SET TASK: Copy out every line exactly, passing over the pictures.

PROVIDED RECORDS:
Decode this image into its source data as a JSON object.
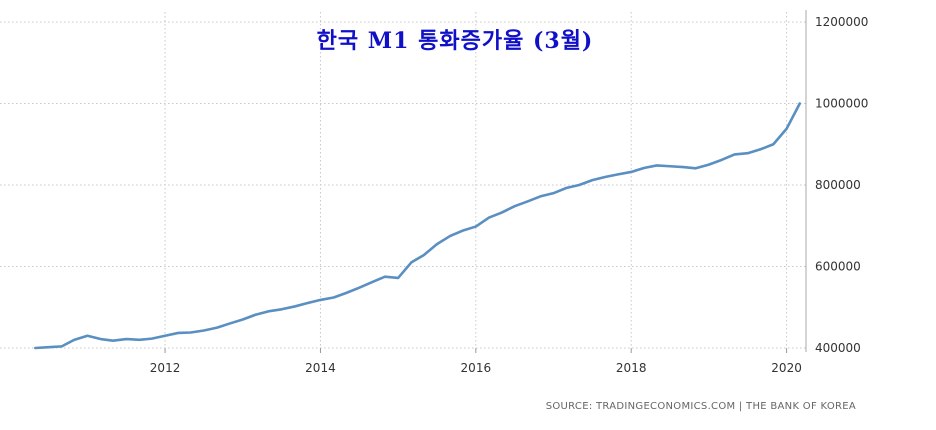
{
  "chart_data": {
    "type": "line",
    "title": "한국 M1 통화증가율 (3월)",
    "source": "SOURCE: TRADINGECONOMICS.COM | THE BANK OF KOREA",
    "xlabel": "",
    "ylabel": "",
    "xlim": [
      2010.3,
      2020.25
    ],
    "ylim": [
      400000,
      1200000
    ],
    "x_ticks": [
      2012,
      2014,
      2016,
      2018,
      2020
    ],
    "y_ticks": [
      400000,
      600000,
      800000,
      1000000,
      1200000
    ],
    "grid": true,
    "line_color": "#5a8fc2",
    "title_color": "#1010c8",
    "series": [
      {
        "x": [
          2010.33,
          2010.5,
          2010.67,
          2010.83,
          2011.0,
          2011.17,
          2011.33,
          2011.5,
          2011.67,
          2011.83,
          2012.0,
          2012.17,
          2012.33,
          2012.5,
          2012.67,
          2012.83,
          2013.0,
          2013.17,
          2013.33,
          2013.5,
          2013.67,
          2013.83,
          2014.0,
          2014.17,
          2014.33,
          2014.5,
          2014.67,
          2014.83,
          2015.0,
          2015.17,
          2015.33,
          2015.5,
          2015.67,
          2015.83,
          2016.0,
          2016.17,
          2016.33,
          2016.5,
          2016.67,
          2016.83,
          2017.0,
          2017.17,
          2017.33,
          2017.5,
          2017.67,
          2017.83,
          2018.0,
          2018.17,
          2018.33,
          2018.5,
          2018.67,
          2018.83,
          2019.0,
          2019.17,
          2019.33,
          2019.5,
          2019.67,
          2019.83,
          2020.0,
          2020.17
        ],
        "values": [
          400000,
          402000,
          404000,
          420000,
          430000,
          422000,
          418000,
          422000,
          420000,
          423000,
          430000,
          437000,
          438000,
          443000,
          450000,
          460000,
          470000,
          482000,
          490000,
          495000,
          502000,
          510000,
          518000,
          524000,
          535000,
          548000,
          562000,
          575000,
          572000,
          610000,
          628000,
          655000,
          675000,
          688000,
          698000,
          720000,
          732000,
          748000,
          760000,
          772000,
          780000,
          793000,
          800000,
          812000,
          820000,
          826000,
          832000,
          842000,
          848000,
          846000,
          844000,
          841000,
          850000,
          862000,
          875000,
          878000,
          888000,
          900000,
          938000,
          1000000
        ]
      }
    ]
  }
}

WRITTEN REPLY:
Decode this image into its source data as a JSON object.
{
  "chart_data": {
    "type": "line",
    "title": "한국 M1 통화증가율 (3월)",
    "source": "SOURCE: TRADINGECONOMICS.COM | THE BANK OF KOREA",
    "xlabel": "",
    "ylabel": "",
    "xlim": [
      2010.3,
      2020.25
    ],
    "ylim": [
      400000,
      1200000
    ],
    "x_ticks": [
      2012,
      2014,
      2016,
      2018,
      2020
    ],
    "y_ticks": [
      400000,
      600000,
      800000,
      1000000,
      1200000
    ],
    "grid": true,
    "line_color": "#5a8fc2",
    "title_color": "#1010c8",
    "series": [
      {
        "x": [
          2010.33,
          2010.5,
          2010.67,
          2010.83,
          2011.0,
          2011.17,
          2011.33,
          2011.5,
          2011.67,
          2011.83,
          2012.0,
          2012.17,
          2012.33,
          2012.5,
          2012.67,
          2012.83,
          2013.0,
          2013.17,
          2013.33,
          2013.5,
          2013.67,
          2013.83,
          2014.0,
          2014.17,
          2014.33,
          2014.5,
          2014.67,
          2014.83,
          2015.0,
          2015.17,
          2015.33,
          2015.5,
          2015.67,
          2015.83,
          2016.0,
          2016.17,
          2016.33,
          2016.5,
          2016.67,
          2016.83,
          2017.0,
          2017.17,
          2017.33,
          2017.5,
          2017.67,
          2017.83,
          2018.0,
          2018.17,
          2018.33,
          2018.5,
          2018.67,
          2018.83,
          2019.0,
          2019.17,
          2019.33,
          2019.5,
          2019.67,
          2019.83,
          2020.0,
          2020.17
        ],
        "values": [
          400000,
          402000,
          404000,
          420000,
          430000,
          422000,
          418000,
          422000,
          420000,
          423000,
          430000,
          437000,
          438000,
          443000,
          450000,
          460000,
          470000,
          482000,
          490000,
          495000,
          502000,
          510000,
          518000,
          524000,
          535000,
          548000,
          562000,
          575000,
          572000,
          610000,
          628000,
          655000,
          675000,
          688000,
          698000,
          720000,
          732000,
          748000,
          760000,
          772000,
          780000,
          793000,
          800000,
          812000,
          820000,
          826000,
          832000,
          842000,
          848000,
          846000,
          844000,
          841000,
          850000,
          862000,
          875000,
          878000,
          888000,
          900000,
          938000,
          1000000
        ]
      }
    ]
  }
}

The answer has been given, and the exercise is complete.